- **TEXT PROVIDED**
##############################

I haven't chronographed the bow, will get back to you, probably in the 280's.
The bow was factory set at 75lbs. , I dropped the weight a little for better arrow flight.


----------



## Droptine8 (Oct 1, 2003)

:sad: A few guys have said that the STS only really changed the sound,,not get rid of it.I'm not sure I want to spend $40.00+shipping to change my SWB from a small "twang" to a small "thuwang"...


----------



## Weekend Shooter (May 29, 2005)

Switchback 29" 70#
Vital Bow Gear Ultimate Dropaway
Cobra Sidewinder LX
Gold Tip Pro Hunter 55/75 350gr.
292fps
Scott lil' bitty Goose off the string
Sims modular stab


----------



## bowhunter0916 (Apr 18, 2005)

*Got it*

I have my bow now and am waiting for the sts system. I am shooting groups of 4" at 40 yards after not shooting for five months. Thats not exactly true, I did shoot one 3d shoot about 6 weeks ago when my sight broke, then I sold the bow. Oh well. I feel good about this. I love it. I cant even feel the let off. I cant wait to get it fully setup with new arrows that have been ordered too. I also am going to get the carter two shot.


----------



## MKD (Feb 8, 2003)

Sorry to sound stupid but what is the difference between the front and rear STS. They both look the same. :embarasse


----------



## dahmer (Jan 16, 2005)

Some bows do not have the rear of the riser tapped to accept a stabilizer or STS. Then you have to mount the STS on the front and run the rod back.


----------



## J-Bow (Mar 12, 2005)

so is it worth getting the STS on the switchback? I know Ive heard a lot say it gives them a better group...is this true in your case


----------



## 28LX (Feb 17, 2004)

I have mine setup with a Ripcord rest(performs excellent),Cobra Sidewinder LX sight,Doinker Power Bar and an STS system. Dont let anyone tell you the STS wont work on this bow. It makes an already quiet bow dead silent. As far as the tuning problems I have not had any and my Barracuda string has been outstanding. It has stretched a very minimal bit but it has several hundred shots on it and I have not set the bow back to specs yet. Mine is shooting 70# 28" draw 350 grain arrow 291fps. Plenty fast for deer hunting and unreal how quiet it is :thumbs_up


----------



## 28LX (Feb 17, 2004)

##############################

- **SOURCE MATERIAL**
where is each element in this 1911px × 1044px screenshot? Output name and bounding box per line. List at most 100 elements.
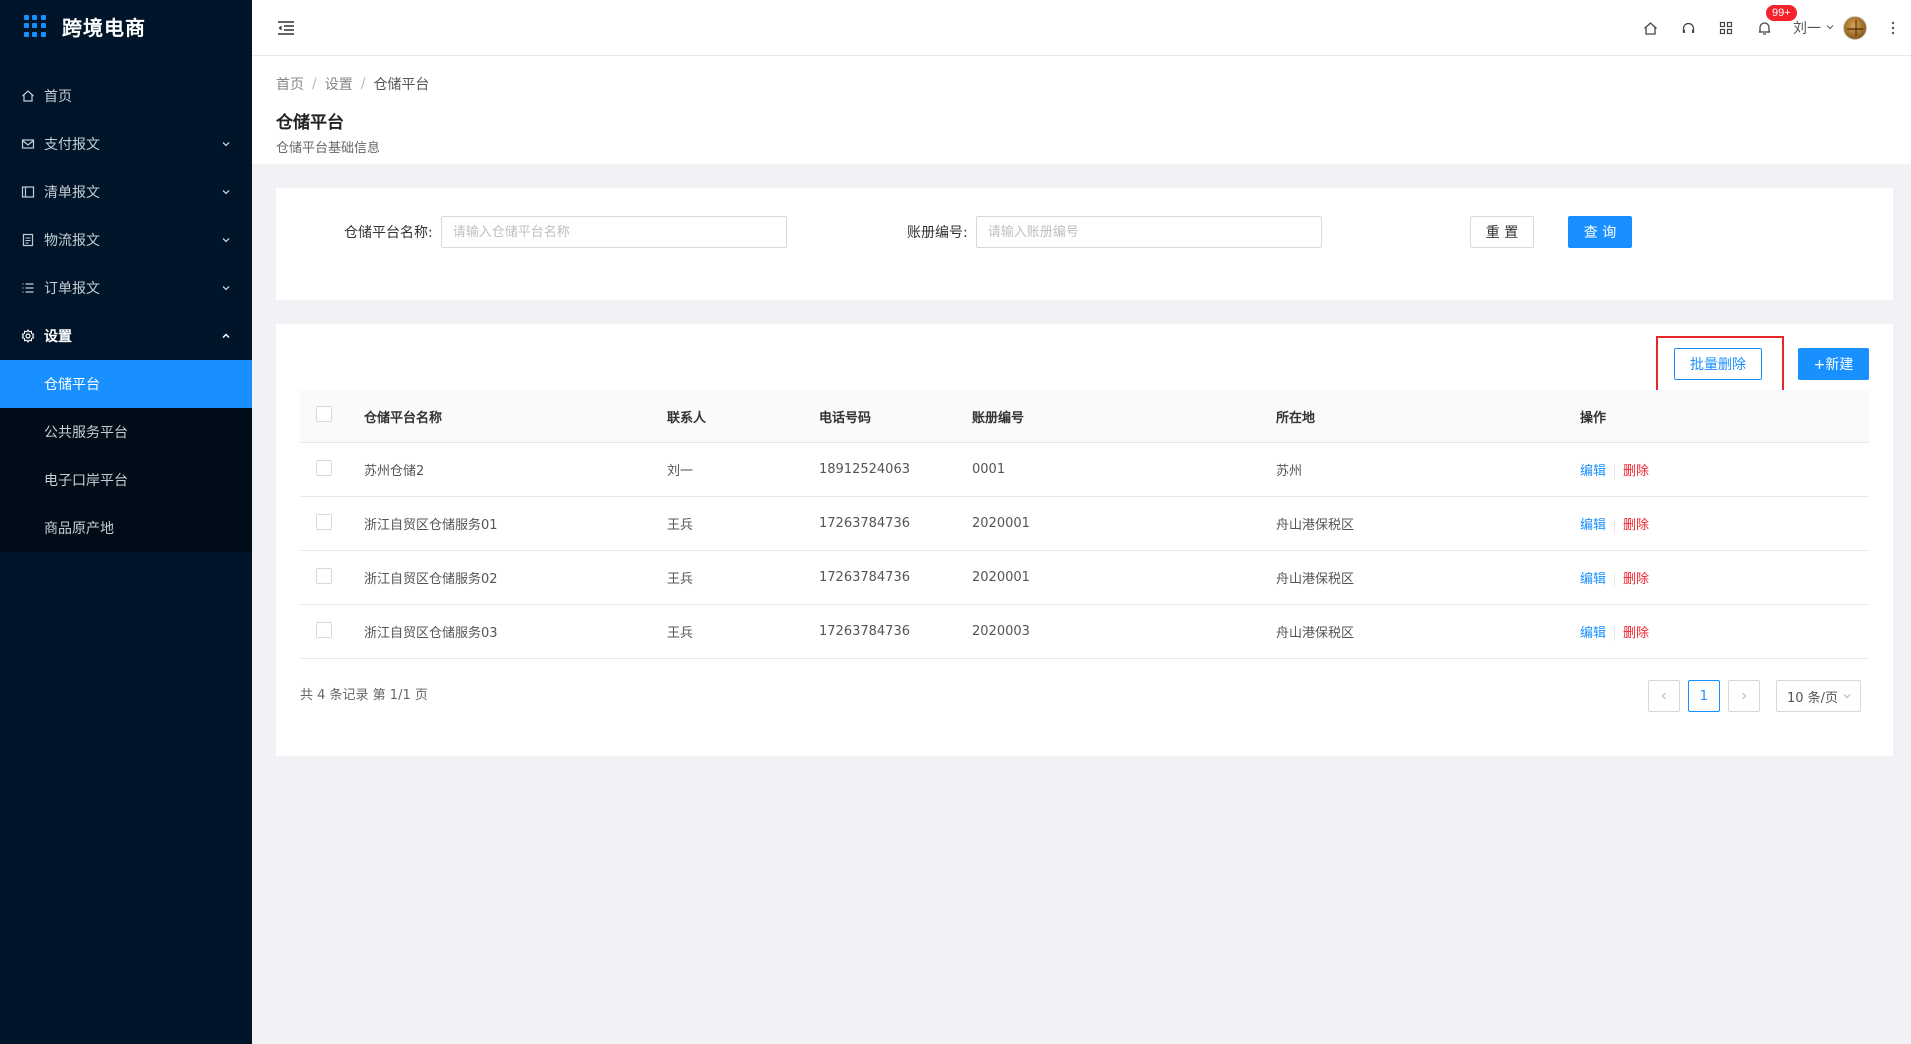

##############################

- **REQUIRED WORK**
Copy, word for word, the part of the archery forum thread that opens with the words containing "## MKD (Feb" and closes with "(Jan 16, 2005)". The data has nothing to do with the archery forum thread.

- **FINAL ANSWER**
## MKD (Feb 8, 2003)

Sorry to sound stupid but what is the difference between the front and rear STS. They both look the same. :embarasse


----------



## dahmer (Jan 16, 2005)